Your task is to restate the data word for word.

(Records about charts and figures)
· · · · · · ·
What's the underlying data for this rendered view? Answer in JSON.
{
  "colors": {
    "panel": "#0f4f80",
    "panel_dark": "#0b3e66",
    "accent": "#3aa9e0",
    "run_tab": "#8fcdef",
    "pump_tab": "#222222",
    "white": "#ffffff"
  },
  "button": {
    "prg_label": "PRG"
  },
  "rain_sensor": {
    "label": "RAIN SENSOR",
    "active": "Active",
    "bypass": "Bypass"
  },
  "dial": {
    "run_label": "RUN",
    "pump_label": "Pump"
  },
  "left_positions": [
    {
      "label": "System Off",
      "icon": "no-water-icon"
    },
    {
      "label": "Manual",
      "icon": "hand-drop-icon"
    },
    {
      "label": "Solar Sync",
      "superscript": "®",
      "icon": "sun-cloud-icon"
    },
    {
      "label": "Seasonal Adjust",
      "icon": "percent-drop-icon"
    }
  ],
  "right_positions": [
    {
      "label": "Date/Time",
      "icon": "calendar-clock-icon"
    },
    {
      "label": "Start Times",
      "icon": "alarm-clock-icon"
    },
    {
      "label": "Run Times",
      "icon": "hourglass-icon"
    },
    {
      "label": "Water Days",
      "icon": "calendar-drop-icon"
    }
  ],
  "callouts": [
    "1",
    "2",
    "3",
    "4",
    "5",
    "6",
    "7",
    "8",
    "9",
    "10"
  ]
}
· · · · · · ·
### Completed exercise
What's the underlying data for this rendered view? Answer in JSON.
{
  "colors": {
    "panel": "#0f4f80",
    "panel_dark": "#0b3e66",
    "accent": "#3aa9e0",
    "run_tab": "#8fcdef",
    "pump_tab": "#222222",
    "white": "#ffffff"
  },
  "button": {
    "prg_label": "PRG"
  },
  "rain_sensor": {
    "label": "RAIN SENSOR",
    "active": "Active",
    "bypass": "Bypass"
  },
  "dial": {
    "run_label": "RUN",
    "pump_label": "Pump"
  },
  "left_positions": [
    {
      "label": "System Off",
      "icon": "no-water-icon"
    },
    {
      "label": "Manual",
      "icon": "hand-drop-icon"
    },
    {
      "label": "Solar Sync",
      "superscript": "®",
      "icon": "sun-cloud-icon"
    },
    {
      "label": "Seasonal Adjust",
      "icon": "percent-drop-icon"
    }
  ],
  "right_positions": [
    {
      "label": "Date/Time",
      "icon": "calendar-clock-icon"
    },
    {
      "label": "Start Times",
      "icon": "alarm-clock-icon"
    },
    {
      "label": "Run Times",
      "icon": "hourglass-icon"
    },
    {
      "label": "Water Days",
      "icon": "calendar-drop-icon"
    }
  ],
  "callouts": [
    "1",
    "2",
    "3",
    "4",
    "5",
    "6",
    "7",
    "8",
    "9",
    "10"
  ]
}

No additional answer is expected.